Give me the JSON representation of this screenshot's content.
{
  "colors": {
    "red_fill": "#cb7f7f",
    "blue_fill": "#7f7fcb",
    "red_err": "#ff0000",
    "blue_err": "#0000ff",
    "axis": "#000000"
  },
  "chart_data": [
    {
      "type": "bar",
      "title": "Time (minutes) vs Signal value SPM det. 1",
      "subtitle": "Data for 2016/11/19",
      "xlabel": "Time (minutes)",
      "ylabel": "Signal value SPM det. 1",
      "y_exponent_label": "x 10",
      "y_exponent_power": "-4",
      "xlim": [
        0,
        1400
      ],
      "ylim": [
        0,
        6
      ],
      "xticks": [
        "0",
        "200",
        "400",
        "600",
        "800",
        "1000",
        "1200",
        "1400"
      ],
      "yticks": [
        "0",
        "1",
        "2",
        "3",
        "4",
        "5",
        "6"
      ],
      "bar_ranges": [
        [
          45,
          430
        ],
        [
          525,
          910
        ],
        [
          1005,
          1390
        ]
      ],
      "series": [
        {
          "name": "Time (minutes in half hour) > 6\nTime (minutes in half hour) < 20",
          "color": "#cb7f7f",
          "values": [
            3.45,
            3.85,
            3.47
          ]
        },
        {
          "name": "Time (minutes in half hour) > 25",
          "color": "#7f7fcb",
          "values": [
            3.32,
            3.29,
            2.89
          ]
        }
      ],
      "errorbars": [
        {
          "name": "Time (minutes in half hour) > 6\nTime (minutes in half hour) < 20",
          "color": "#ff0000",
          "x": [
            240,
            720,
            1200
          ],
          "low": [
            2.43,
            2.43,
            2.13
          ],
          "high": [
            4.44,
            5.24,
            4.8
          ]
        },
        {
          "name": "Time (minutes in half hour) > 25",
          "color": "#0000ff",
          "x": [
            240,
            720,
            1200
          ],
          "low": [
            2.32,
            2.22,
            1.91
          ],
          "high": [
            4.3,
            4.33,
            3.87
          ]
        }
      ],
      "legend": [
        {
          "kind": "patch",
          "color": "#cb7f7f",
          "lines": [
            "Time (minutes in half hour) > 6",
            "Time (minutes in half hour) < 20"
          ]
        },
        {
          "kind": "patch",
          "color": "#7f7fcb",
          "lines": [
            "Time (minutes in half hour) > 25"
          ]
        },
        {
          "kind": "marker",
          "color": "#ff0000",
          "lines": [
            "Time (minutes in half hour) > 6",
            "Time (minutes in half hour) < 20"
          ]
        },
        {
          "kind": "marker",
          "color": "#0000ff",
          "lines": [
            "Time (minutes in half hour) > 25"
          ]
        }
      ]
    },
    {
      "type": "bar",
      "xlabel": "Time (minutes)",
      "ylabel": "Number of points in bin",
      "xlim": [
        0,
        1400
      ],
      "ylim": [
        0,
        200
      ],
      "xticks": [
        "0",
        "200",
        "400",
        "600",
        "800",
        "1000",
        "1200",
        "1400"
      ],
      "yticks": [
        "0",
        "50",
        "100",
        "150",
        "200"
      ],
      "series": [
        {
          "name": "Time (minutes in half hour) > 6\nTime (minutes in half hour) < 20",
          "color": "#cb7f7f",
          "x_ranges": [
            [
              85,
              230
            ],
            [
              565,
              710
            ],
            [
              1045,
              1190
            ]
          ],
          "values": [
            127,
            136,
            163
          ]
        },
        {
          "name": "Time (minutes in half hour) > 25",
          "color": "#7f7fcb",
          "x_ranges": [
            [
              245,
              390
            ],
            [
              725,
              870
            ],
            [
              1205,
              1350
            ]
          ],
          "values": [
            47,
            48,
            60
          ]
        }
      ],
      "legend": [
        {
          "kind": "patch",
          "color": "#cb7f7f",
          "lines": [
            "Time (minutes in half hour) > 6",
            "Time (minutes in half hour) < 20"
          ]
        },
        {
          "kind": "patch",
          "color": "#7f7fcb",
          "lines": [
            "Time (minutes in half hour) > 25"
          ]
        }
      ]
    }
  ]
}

• • •

▶ **GIVEN EXERCISE**: Every entry must be output again, exactly as written above.

▶ **OUTPUT OF THE TASK**:
Give me the JSON representation of this screenshot's content.
{
  "colors": {
    "red_fill": "#cb7f7f",
    "blue_fill": "#7f7fcb",
    "red_err": "#ff0000",
    "blue_err": "#0000ff",
    "axis": "#000000"
  },
  "chart_data": [
    {
      "type": "bar",
      "title": "Time (minutes) vs Signal value SPM det. 1",
      "subtitle": "Data for 2016/11/19",
      "xlabel": "Time (minutes)",
      "ylabel": "Signal value SPM det. 1",
      "y_exponent_label": "x 10",
      "y_exponent_power": "-4",
      "xlim": [
        0,
        1400
      ],
      "ylim": [
        0,
        6
      ],
      "xticks": [
        "0",
        "200",
        "400",
        "600",
        "800",
        "1000",
        "1200",
        "1400"
      ],
      "yticks": [
        "0",
        "1",
        "2",
        "3",
        "4",
        "5",
        "6"
      ],
      "bar_ranges": [
        [
          45,
          430
        ],
        [
          525,
          910
        ],
        [
          1005,
          1390
        ]
      ],
      "series": [
        {
          "name": "Time (minutes in half hour) > 6\nTime (minutes in half hour) < 20",
          "color": "#cb7f7f",
          "values": [
            3.45,
            3.85,
            3.47
          ]
        },
        {
          "name": "Time (minutes in half hour) > 25",
          "color": "#7f7fcb",
          "values": [
            3.32,
            3.29,
            2.89
          ]
        }
      ],
      "errorbars": [
        {
          "name": "Time (minutes in half hour) > 6\nTime (minutes in half hour) < 20",
          "color": "#ff0000",
          "x": [
            240,
            720,
            1200
          ],
          "low": [
            2.43,
            2.43,
            2.13
          ],
          "high": [
            4.44,
            5.24,
            4.8
          ]
        },
        {
          "name": "Time (minutes in half hour) > 25",
          "color": "#0000ff",
          "x": [
            240,
            720,
            1200
          ],
          "low": [
            2.32,
            2.22,
            1.91
          ],
          "high": [
            4.3,
            4.33,
            3.87
          ]
        }
      ],
      "legend": [
        {
          "kind": "patch",
          "color": "#cb7f7f",
          "lines": [
            "Time (minutes in half hour) > 6",
            "Time (minutes in half hour) < 20"
          ]
        },
        {
          "kind": "patch",
          "color": "#7f7fcb",
          "lines": [
            "Time (minutes in half hour) > 25"
          ]
        },
        {
          "kind": "marker",
          "color": "#ff0000",
          "lines": [
            "Time (minutes in half hour) > 6",
            "Time (minutes in half hour) < 20"
          ]
        },
        {
          "kind": "marker",
          "color": "#0000ff",
          "lines": [
            "Time (minutes in half hour) > 25"
          ]
        }
      ]
    },
    {
      "type": "bar",
      "xlabel": "Time (minutes)",
      "ylabel": "Number of points in bin",
      "xlim": [
        0,
        1400
      ],
      "ylim": [
        0,
        200
      ],
      "xticks": [
        "0",
        "200",
        "400",
        "600",
        "800",
        "1000",
        "1200",
        "1400"
      ],
      "yticks": [
        "0",
        "50",
        "100",
        "150",
        "200"
      ],
      "series": [
        {
          "name": "Time (minutes in half hour) > 6\nTime (minutes in half hour) < 20",
          "color": "#cb7f7f",
          "x_ranges": [
            [
              85,
              230
            ],
            [
              565,
              710
            ],
            [
              1045,
              1190
            ]
          ],
          "values": [
            127,
            136,
            163
          ]
        },
        {
          "name": "Time (minutes in half hour) > 25",
          "color": "#7f7fcb",
          "x_ranges": [
            [
              245,
              390
            ],
            [
              725,
              870
            ],
            [
              1205,
              1350
            ]
          ],
          "values": [
            47,
            48,
            60
          ]
        }
      ],
      "legend": [
        {
          "kind": "patch",
          "color": "#cb7f7f",
          "lines": [
            "Time (minutes in half hour) > 6",
            "Time (minutes in half hour) < 20"
          ]
        },
        {
          "kind": "patch",
          "color": "#7f7fcb",
          "lines": [
            "Time (minutes in half hour) > 25"
          ]
        }
      ]
    }
  ]
}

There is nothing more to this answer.